> WORK INSTRUCTIONS
Extract the listing in its entirety, keeping each line identical to the original.
Begin DATA FOR THIS TASK
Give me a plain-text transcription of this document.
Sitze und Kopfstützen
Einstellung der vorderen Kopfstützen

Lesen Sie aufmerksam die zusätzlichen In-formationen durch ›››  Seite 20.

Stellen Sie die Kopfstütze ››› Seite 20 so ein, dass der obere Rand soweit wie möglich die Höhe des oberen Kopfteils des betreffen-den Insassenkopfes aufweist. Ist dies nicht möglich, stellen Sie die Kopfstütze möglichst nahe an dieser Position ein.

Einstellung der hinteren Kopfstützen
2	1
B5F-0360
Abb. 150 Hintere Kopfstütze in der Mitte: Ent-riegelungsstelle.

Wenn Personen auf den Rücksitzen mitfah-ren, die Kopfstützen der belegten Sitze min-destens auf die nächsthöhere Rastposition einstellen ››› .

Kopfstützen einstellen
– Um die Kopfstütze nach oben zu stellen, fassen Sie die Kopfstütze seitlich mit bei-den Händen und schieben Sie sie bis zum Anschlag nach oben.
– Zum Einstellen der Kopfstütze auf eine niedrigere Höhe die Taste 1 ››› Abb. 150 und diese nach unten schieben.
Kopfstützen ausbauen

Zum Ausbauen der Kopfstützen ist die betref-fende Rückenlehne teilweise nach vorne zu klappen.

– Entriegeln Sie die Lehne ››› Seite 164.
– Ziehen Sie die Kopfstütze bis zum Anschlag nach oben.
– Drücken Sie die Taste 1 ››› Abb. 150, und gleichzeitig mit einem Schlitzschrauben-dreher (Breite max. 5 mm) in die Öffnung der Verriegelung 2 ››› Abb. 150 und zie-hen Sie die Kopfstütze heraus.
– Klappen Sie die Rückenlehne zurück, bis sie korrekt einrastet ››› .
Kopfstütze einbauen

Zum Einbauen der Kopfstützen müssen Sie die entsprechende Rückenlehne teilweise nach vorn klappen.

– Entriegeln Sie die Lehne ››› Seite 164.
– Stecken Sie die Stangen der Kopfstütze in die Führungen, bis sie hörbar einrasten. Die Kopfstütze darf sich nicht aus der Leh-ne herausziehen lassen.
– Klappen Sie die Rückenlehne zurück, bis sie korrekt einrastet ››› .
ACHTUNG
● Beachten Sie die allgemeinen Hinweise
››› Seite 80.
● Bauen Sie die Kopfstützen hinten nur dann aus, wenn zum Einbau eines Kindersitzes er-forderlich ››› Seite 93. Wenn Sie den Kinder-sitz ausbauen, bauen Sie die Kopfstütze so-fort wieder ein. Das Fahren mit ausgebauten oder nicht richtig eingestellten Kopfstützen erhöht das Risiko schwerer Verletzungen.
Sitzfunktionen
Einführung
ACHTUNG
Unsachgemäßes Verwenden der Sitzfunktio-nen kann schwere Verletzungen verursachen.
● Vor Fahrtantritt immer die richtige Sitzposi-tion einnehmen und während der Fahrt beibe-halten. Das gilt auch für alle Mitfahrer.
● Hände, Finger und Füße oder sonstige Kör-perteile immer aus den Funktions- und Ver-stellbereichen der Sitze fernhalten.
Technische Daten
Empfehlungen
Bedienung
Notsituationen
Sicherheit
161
End DATA FOR THIS TASK
> SOLUTION BELOW
Give me a plain-text transcription of this document.
Sitze und Kopfstützen
Einstellung der vorderen Kopfstützen

Lesen Sie aufmerksam die zusätzlichen In-formationen durch ›››  Seite 20.

Stellen Sie die Kopfstütze ››› Seite 20 so ein, dass der obere Rand soweit wie möglich die Höhe des oberen Kopfteils des betreffen-den Insassenkopfes aufweist. Ist dies nicht möglich, stellen Sie die Kopfstütze möglichst nahe an dieser Position ein.

Einstellung der hinteren Kopfstützen
2	1
B5F-0360
Abb. 150 Hintere Kopfstütze in der Mitte: Ent-riegelungsstelle.

Wenn Personen auf den Rücksitzen mitfah-ren, die Kopfstützen der belegten Sitze min-destens auf die nächsthöhere Rastposition einstellen ››› .

Kopfstützen einstellen
– Um die Kopfstütze nach oben zu stellen, fassen Sie die Kopfstütze seitlich mit bei-den Händen und schieben Sie sie bis zum Anschlag nach oben.
– Zum Einstellen der Kopfstütze auf eine niedrigere Höhe die Taste 1 ››› Abb. 150 und diese nach unten schieben.
Kopfstützen ausbauen

Zum Ausbauen der Kopfstützen ist die betref-fende Rückenlehne teilweise nach vorne zu klappen.

– Entriegeln Sie die Lehne ››› Seite 164.
– Ziehen Sie die Kopfstütze bis zum Anschlag nach oben.
– Drücken Sie die Taste 1 ››› Abb. 150, und gleichzeitig mit einem Schlitzschrauben-dreher (Breite max. 5 mm) in die Öffnung der Verriegelung 2 ››› Abb. 150 und zie-hen Sie die Kopfstütze heraus.
– Klappen Sie die Rückenlehne zurück, bis sie korrekt einrastet ››› .
Kopfstütze einbauen

Zum Einbauen der Kopfstützen müssen Sie die entsprechende Rückenlehne teilweise nach vorn klappen.

– Entriegeln Sie die Lehne ››› Seite 164.
– Stecken Sie die Stangen der Kopfstütze in die Führungen, bis sie hörbar einrasten. Die Kopfstütze darf sich nicht aus der Leh-ne herausziehen lassen.
– Klappen Sie die Rückenlehne zurück, bis sie korrekt einrastet ››› .
ACHTUNG
● Beachten Sie die allgemeinen Hinweise
››› Seite 80.
● Bauen Sie die Kopfstützen hinten nur dann aus, wenn zum Einbau eines Kindersitzes er-forderlich ››› Seite 93. Wenn Sie den Kinder-sitz ausbauen, bauen Sie die Kopfstütze so-fort wieder ein. Das Fahren mit ausgebauten oder nicht richtig eingestellten Kopfstützen erhöht das Risiko schwerer Verletzungen.
Sitzfunktionen
Einführung
ACHTUNG
Unsachgemäßes Verwenden der Sitzfunktio-nen kann schwere Verletzungen verursachen.
● Vor Fahrtantritt immer die richtige Sitzposi-tion einnehmen und während der Fahrt beibe-halten. Das gilt auch für alle Mitfahrer.
● Hände, Finger und Füße oder sonstige Kör-perteile immer aus den Funktions- und Ver-stellbereichen der Sitze fernhalten.
Technische Daten
Empfehlungen
Bedienung
Notsituationen
Sicherheit
161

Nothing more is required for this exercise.